=== Required task ===
Exactly reproduce the lines that follow.

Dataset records
[BEGIN]

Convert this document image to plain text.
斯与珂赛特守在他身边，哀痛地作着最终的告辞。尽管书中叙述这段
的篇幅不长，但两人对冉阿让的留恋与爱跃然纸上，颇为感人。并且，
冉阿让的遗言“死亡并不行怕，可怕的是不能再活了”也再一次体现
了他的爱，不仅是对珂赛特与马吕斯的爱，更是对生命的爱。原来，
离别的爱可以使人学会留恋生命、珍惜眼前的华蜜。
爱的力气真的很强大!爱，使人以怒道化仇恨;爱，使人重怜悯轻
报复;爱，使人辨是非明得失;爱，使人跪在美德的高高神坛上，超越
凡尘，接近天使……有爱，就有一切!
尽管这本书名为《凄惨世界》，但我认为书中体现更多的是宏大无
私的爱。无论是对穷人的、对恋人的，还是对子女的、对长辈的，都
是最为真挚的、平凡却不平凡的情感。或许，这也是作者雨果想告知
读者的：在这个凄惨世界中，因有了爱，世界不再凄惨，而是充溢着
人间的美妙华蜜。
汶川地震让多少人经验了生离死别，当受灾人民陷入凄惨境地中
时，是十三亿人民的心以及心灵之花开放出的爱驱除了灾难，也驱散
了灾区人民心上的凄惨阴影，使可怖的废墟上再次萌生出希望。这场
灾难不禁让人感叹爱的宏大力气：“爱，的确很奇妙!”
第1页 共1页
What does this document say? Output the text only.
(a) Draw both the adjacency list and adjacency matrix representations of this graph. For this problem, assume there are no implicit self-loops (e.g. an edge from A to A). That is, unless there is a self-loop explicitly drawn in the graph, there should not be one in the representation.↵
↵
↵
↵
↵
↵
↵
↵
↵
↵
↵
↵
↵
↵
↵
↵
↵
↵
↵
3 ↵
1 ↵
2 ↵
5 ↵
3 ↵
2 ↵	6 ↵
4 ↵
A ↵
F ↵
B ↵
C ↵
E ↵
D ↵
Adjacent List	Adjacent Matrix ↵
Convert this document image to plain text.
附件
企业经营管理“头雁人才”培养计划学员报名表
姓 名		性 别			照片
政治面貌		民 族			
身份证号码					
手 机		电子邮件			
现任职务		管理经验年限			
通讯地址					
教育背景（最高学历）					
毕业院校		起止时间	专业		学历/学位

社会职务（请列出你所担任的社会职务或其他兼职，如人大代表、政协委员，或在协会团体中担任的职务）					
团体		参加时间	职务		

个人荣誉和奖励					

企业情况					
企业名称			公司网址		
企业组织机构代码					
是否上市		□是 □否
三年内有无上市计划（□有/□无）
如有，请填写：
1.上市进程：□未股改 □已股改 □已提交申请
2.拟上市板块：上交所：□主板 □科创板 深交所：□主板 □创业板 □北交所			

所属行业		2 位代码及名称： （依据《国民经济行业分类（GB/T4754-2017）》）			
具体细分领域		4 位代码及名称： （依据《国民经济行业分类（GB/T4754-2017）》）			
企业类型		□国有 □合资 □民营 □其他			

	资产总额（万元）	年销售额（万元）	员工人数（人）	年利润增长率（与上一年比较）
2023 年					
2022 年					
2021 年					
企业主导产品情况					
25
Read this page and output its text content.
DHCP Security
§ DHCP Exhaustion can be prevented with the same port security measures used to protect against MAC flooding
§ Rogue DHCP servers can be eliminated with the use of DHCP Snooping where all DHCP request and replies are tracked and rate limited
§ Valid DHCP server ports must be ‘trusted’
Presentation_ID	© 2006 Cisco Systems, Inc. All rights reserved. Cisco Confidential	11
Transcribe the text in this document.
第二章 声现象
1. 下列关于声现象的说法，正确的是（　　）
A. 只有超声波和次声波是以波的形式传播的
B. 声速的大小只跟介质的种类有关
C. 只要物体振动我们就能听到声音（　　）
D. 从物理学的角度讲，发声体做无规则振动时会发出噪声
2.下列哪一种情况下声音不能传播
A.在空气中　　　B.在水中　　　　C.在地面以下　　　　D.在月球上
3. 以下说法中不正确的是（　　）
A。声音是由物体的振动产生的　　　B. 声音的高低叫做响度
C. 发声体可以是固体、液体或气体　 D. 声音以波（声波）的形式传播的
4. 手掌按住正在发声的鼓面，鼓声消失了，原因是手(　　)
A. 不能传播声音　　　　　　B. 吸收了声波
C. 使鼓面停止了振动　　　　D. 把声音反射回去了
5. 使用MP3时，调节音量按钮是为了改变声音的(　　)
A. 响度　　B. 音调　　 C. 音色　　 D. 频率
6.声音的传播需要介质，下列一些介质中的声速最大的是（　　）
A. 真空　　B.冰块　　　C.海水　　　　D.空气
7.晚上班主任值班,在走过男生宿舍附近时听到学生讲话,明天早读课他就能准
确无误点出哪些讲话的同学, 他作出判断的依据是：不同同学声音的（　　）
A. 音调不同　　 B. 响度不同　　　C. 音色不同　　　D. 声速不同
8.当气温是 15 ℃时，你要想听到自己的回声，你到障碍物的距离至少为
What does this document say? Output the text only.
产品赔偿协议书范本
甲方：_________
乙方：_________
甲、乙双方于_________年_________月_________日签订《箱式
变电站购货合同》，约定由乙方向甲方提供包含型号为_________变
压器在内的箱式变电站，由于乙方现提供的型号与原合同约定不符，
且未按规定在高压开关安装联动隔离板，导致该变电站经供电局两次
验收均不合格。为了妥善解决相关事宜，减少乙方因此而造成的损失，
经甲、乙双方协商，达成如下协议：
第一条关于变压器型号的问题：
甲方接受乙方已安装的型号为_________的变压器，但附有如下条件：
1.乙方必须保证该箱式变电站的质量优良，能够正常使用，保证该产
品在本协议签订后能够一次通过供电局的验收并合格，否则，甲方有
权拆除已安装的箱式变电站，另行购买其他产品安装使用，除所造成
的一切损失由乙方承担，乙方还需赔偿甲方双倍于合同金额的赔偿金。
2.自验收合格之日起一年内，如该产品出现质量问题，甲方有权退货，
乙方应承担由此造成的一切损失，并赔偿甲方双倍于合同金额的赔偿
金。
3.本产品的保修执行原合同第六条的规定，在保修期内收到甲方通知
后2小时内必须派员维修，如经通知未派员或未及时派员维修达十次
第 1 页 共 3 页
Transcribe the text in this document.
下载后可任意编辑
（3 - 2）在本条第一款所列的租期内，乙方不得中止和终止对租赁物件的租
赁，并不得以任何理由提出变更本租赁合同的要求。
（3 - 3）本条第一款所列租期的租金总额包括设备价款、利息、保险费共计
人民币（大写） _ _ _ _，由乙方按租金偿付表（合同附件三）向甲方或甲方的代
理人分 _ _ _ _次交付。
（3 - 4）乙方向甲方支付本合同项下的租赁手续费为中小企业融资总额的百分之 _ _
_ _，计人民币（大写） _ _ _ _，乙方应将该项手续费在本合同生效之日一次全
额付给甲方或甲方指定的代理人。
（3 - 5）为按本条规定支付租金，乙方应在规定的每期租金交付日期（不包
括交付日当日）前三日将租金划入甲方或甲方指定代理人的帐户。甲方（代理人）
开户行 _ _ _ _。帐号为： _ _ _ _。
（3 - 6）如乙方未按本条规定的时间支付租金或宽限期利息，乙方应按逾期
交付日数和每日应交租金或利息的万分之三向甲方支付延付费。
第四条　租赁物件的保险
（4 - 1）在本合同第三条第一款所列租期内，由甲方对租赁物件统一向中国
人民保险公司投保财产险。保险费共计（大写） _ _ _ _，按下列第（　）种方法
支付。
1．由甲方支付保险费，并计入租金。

[END]

=== Final result ===
Convert this document image to plain text.
斯与珂赛特守在他身边，哀痛地作着最终的告辞。尽管书中叙述这段
的篇幅不长，但两人对冉阿让的留恋与爱跃然纸上，颇为感人。并且，
冉阿让的遗言“死亡并不行怕，可怕的是不能再活了”也再一次体现
了他的爱，不仅是对珂赛特与马吕斯的爱，更是对生命的爱。原来，
离别的爱可以使人学会留恋生命、珍惜眼前的华蜜。
爱的力气真的很强大!爱，使人以怒道化仇恨;爱，使人重怜悯轻
报复;爱，使人辨是非明得失;爱，使人跪在美德的高高神坛上，超越
凡尘，接近天使……有爱，就有一切!
尽管这本书名为《凄惨世界》，但我认为书中体现更多的是宏大无
私的爱。无论是对穷人的、对恋人的，还是对子女的、对长辈的，都
是最为真挚的、平凡却不平凡的情感。或许，这也是作者雨果想告知
读者的：在这个凄惨世界中，因有了爱，世界不再凄惨，而是充溢着
人间的美妙华蜜。
汶川地震让多少人经验了生离死别，当受灾人民陷入凄惨境地中
时，是十三亿人民的心以及心灵之花开放出的爱驱除了灾难，也驱散
了灾区人民心上的凄惨阴影，使可怖的废墟上再次萌生出希望。这场
灾难不禁让人感叹爱的宏大力气：“爱，的确很奇妙!”
第1页 共1页
What does this document say? Output the text only.
(a) Draw both the adjacency list and adjacency matrix representations of this graph. For this problem, assume there are no implicit self-loops (e.g. an edge from A to A). That is, unless there is a self-loop explicitly drawn in the graph, there should not be one in the representation.↵
↵
↵
↵
↵
↵
↵
↵
↵
↵
↵
↵
↵
↵
↵
↵
↵
↵
↵
3 ↵
1 ↵
2 ↵
5 ↵
3 ↵
2 ↵	6 ↵
4 ↵
A ↵
F ↵
B ↵
C ↵
E ↵
D ↵
Adjacent List	Adjacent Matrix ↵
Convert this document image to plain text.
附件
企业经营管理“头雁人才”培养计划学员报名表
姓 名		性 别			照片
政治面貌		民 族			
身份证号码					
手 机		电子邮件			
现任职务		管理经验年限			
通讯地址					
教育背景（最高学历）					
毕业院校		起止时间	专业		学历/学位

社会职务（请列出你所担任的社会职务或其他兼职，如人大代表、政协委员，或在协会团体中担任的职务）					
团体		参加时间	职务		

个人荣誉和奖励					

企业情况					
企业名称			公司网址		
企业组织机构代码					
是否上市		□是 □否
三年内有无上市计划（□有/□无）
如有，请填写：
1.上市进程：□未股改 □已股改 □已提交申请
2.拟上市板块：上交所：□主板 □科创板 深交所：□主板 □创业板 □北交所			

所属行业		2 位代码及名称： （依据《国民经济行业分类（GB/T4754-2017）》）			
具体细分领域		4 位代码及名称： （依据《国民经济行业分类（GB/T4754-2017）》）			
企业类型		□国有 □合资 □民营 □其他			

	资产总额（万元）	年销售额（万元）	员工人数（人）	年利润增长率（与上一年比较）
2023 年					
2022 年					
2021 年					
企业主导产品情况					
25
Read this page and output its text content.
DHCP Security
§ DHCP Exhaustion can be prevented with the same port security measures used to protect against MAC flooding
§ Rogue DHCP servers can be eliminated with the use of DHCP Snooping where all DHCP request and replies are tracked and rate limited
§ Valid DHCP server ports must be ‘trusted’
Presentation_ID	© 2006 Cisco Systems, Inc. All rights reserved. Cisco Confidential	11
Transcribe the text in this document.
第二章 声现象
1. 下列关于声现象的说法，正确的是（　　）
A. 只有超声波和次声波是以波的形式传播的
B. 声速的大小只跟介质的种类有关
C. 只要物体振动我们就能听到声音（　　）
D. 从物理学的角度讲，发声体做无规则振动时会发出噪声
2.下列哪一种情况下声音不能传播
A.在空气中　　　B.在水中　　　　C.在地面以下　　　　D.在月球上
3. 以下说法中不正确的是（　　）
A。声音是由物体的振动产生的　　　B. 声音的高低叫做响度
C. 发声体可以是固体、液体或气体　 D. 声音以波（声波）的形式传播的
4. 手掌按住正在发声的鼓面，鼓声消失了，原因是手(　　)
A. 不能传播声音　　　　　　B. 吸收了声波
C. 使鼓面停止了振动　　　　D. 把声音反射回去了
5. 使用MP3时，调节音量按钮是为了改变声音的(　　)
A. 响度　　B. 音调　　 C. 音色　　 D. 频率
6.声音的传播需要介质，下列一些介质中的声速最大的是（　　）
A. 真空　　B.冰块　　　C.海水　　　　D.空气
7.晚上班主任值班,在走过男生宿舍附近时听到学生讲话,明天早读课他就能准
确无误点出哪些讲话的同学, 他作出判断的依据是：不同同学声音的（　　）
A. 音调不同　　 B. 响度不同　　　C. 音色不同　　　D. 声速不同
8.当气温是 15 ℃时，你要想听到自己的回声，你到障碍物的距离至少为
What does this document say? Output the text only.
产品赔偿协议书范本
甲方：_________
乙方：_________
甲、乙双方于_________年_________月_________日签订《箱式
变电站购货合同》，约定由乙方向甲方提供包含型号为_________变
压器在内的箱式变电站，由于乙方现提供的型号与原合同约定不符，
且未按规定在高压开关安装联动隔离板，导致该变电站经供电局两次
验收均不合格。为了妥善解决相关事宜，减少乙方因此而造成的损失，
经甲、乙双方协商，达成如下协议：
第一条关于变压器型号的问题：
甲方接受乙方已安装的型号为_________的变压器，但附有如下条件：
1.乙方必须保证该箱式变电站的质量优良，能够正常使用，保证该产
品在本协议签订后能够一次通过供电局的验收并合格，否则，甲方有
权拆除已安装的箱式变电站，另行购买其他产品安装使用，除所造成
的一切损失由乙方承担，乙方还需赔偿甲方双倍于合同金额的赔偿金。
2.自验收合格之日起一年内，如该产品出现质量问题，甲方有权退货，
乙方应承担由此造成的一切损失，并赔偿甲方双倍于合同金额的赔偿
金。
3.本产品的保修执行原合同第六条的规定，在保修期内收到甲方通知
后2小时内必须派员维修，如经通知未派员或未及时派员维修达十次
第 1 页 共 3 页
Transcribe the text in this document.
下载后可任意编辑
（3 - 2）在本条第一款所列的租期内，乙方不得中止和终止对租赁物件的租
赁，并不得以任何理由提出变更本租赁合同的要求。
（3 - 3）本条第一款所列租期的租金总额包括设备价款、利息、保险费共计
人民币（大写） _ _ _ _，由乙方按租金偿付表（合同附件三）向甲方或甲方的代
理人分 _ _ _ _次交付。
（3 - 4）乙方向甲方支付本合同项下的租赁手续费为中小企业融资总额的百分之 _ _
_ _，计人民币（大写） _ _ _ _，乙方应将该项手续费在本合同生效之日一次全
额付给甲方或甲方指定的代理人。
（3 - 5）为按本条规定支付租金，乙方应在规定的每期租金交付日期（不包
括交付日当日）前三日将租金划入甲方或甲方指定代理人的帐户。甲方（代理人）
开户行 _ _ _ _。帐号为： _ _ _ _。
（3 - 6）如乙方未按本条规定的时间支付租金或宽限期利息，乙方应按逾期
交付日数和每日应交租金或利息的万分之三向甲方支付延付费。
第四条　租赁物件的保险
（4 - 1）在本合同第三条第一款所列租期内，由甲方对租赁物件统一向中国
人民保险公司投保财产险。保险费共计（大写） _ _ _ _，按下列第（　）种方法
支付。
1．由甲方支付保险费，并计入租金。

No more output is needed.